**What this task involves**
Select and copy out every line in the records containing "往事如烟".

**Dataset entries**
● ● ● ●

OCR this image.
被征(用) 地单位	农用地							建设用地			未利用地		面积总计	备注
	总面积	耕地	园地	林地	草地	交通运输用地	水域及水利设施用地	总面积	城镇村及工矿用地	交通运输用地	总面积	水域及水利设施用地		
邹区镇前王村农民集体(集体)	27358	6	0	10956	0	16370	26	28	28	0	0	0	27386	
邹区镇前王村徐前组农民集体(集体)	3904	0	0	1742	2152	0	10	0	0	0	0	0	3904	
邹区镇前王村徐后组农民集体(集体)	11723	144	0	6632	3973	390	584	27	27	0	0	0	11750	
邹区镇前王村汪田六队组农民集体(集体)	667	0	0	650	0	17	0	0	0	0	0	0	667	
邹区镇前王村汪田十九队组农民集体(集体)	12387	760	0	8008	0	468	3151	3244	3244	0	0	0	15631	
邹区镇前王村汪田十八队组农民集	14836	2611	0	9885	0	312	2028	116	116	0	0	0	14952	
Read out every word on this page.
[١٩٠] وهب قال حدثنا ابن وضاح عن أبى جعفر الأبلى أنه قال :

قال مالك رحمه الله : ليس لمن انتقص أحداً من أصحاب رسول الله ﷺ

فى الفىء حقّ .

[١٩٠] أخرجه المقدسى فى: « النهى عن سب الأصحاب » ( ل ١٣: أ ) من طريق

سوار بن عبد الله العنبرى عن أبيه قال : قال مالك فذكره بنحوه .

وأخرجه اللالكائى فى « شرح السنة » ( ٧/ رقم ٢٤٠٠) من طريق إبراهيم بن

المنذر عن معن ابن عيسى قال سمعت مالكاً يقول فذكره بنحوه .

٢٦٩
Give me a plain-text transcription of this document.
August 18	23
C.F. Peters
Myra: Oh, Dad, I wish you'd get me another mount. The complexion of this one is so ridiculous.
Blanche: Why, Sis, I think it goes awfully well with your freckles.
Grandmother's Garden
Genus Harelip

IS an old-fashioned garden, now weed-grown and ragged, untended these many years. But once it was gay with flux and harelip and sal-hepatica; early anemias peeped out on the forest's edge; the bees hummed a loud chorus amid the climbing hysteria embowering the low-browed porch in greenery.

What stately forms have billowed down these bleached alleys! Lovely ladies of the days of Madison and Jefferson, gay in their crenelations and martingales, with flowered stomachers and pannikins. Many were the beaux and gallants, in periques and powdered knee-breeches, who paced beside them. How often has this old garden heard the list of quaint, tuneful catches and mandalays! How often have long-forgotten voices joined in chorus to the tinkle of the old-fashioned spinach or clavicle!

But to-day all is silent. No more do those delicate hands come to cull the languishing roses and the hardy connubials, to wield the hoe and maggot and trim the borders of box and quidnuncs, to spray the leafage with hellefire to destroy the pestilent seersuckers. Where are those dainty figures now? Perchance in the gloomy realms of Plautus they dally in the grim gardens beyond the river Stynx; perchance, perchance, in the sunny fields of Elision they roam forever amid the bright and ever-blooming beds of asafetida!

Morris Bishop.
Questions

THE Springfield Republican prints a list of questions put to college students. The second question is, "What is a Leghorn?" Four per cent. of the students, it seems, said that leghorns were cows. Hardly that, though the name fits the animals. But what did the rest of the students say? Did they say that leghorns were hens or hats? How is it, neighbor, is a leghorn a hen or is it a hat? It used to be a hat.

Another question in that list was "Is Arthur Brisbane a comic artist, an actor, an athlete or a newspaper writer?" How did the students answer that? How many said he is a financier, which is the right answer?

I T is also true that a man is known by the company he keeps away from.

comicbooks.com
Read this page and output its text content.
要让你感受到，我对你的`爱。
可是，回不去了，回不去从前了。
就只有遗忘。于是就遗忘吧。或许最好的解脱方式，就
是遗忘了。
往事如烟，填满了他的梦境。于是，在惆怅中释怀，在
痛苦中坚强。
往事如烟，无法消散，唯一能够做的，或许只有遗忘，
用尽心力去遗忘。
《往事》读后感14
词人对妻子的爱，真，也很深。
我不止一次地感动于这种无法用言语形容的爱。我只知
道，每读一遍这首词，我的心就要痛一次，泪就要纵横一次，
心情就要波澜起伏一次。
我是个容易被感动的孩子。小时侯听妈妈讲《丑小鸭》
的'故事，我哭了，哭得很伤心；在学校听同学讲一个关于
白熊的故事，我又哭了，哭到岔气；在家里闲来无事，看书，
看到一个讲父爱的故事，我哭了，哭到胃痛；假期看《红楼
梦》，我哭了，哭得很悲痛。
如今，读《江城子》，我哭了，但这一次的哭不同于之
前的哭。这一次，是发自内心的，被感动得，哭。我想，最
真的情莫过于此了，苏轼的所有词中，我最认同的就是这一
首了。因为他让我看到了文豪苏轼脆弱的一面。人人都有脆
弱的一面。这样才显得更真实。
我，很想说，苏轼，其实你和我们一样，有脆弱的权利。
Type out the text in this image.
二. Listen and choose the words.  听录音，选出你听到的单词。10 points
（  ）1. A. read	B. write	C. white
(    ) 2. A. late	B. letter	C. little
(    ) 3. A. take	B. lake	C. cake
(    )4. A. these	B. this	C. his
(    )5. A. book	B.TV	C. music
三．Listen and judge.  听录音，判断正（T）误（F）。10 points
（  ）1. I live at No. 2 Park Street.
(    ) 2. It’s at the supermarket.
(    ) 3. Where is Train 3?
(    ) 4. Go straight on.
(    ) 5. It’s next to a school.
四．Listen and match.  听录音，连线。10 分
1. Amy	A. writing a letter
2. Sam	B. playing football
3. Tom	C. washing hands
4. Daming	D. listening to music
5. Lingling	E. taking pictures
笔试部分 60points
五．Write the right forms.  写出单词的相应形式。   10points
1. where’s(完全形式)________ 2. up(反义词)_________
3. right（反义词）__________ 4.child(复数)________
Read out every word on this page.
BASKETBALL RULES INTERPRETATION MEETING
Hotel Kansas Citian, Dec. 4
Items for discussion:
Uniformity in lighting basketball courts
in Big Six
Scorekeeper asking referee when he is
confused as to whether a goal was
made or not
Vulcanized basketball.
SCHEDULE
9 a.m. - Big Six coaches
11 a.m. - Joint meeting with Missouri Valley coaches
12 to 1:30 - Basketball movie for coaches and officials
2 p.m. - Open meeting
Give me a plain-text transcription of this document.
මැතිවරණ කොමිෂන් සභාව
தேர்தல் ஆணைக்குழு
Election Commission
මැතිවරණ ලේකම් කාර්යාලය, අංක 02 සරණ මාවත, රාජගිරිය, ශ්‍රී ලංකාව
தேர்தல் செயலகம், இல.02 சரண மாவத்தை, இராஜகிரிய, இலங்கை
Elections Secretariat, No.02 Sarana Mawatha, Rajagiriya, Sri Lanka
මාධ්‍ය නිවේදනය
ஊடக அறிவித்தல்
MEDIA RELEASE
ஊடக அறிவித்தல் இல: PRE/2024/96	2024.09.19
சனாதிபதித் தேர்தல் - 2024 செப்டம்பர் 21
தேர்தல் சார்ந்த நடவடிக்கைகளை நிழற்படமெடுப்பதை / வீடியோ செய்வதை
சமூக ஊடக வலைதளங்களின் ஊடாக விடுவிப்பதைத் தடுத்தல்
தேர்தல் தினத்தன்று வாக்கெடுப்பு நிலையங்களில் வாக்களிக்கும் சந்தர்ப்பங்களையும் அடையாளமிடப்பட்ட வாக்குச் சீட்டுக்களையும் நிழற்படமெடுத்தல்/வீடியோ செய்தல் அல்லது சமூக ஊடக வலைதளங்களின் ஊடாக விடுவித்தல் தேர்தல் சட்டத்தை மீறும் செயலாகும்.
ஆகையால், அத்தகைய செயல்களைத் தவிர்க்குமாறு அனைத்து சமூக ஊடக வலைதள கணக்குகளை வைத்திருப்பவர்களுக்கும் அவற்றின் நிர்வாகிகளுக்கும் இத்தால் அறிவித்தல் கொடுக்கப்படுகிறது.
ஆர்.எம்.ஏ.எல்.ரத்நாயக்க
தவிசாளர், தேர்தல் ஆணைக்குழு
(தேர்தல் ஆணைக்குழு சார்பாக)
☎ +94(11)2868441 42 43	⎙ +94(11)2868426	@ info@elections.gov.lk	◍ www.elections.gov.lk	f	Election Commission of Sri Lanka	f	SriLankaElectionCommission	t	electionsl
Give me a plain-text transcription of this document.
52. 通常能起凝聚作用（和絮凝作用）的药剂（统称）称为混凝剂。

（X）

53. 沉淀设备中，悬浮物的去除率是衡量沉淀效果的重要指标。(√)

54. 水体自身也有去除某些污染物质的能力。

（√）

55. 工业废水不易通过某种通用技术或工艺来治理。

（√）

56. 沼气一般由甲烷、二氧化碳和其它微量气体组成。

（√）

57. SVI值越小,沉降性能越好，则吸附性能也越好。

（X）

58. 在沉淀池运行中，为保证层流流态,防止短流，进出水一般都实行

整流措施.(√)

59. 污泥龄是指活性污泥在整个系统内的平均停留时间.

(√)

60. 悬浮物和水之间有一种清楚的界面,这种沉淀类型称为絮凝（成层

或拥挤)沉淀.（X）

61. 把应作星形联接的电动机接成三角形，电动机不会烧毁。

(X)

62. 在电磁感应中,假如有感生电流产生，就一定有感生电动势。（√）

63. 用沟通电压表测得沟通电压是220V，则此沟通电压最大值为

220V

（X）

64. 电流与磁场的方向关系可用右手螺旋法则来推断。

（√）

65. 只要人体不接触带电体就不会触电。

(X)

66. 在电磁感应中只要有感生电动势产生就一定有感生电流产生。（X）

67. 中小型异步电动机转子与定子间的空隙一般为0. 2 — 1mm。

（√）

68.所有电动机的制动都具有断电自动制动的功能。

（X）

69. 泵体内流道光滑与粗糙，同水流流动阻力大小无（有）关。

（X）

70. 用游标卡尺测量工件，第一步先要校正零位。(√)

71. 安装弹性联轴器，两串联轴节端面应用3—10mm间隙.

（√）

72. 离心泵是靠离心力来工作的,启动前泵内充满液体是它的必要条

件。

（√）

● ● ● ●

**Solved exercise**
往事如烟，填满了他的梦境。于是，在惆怅中释怀，在
往事如烟，无法消散，唯一能够做的，或许只有遗忘，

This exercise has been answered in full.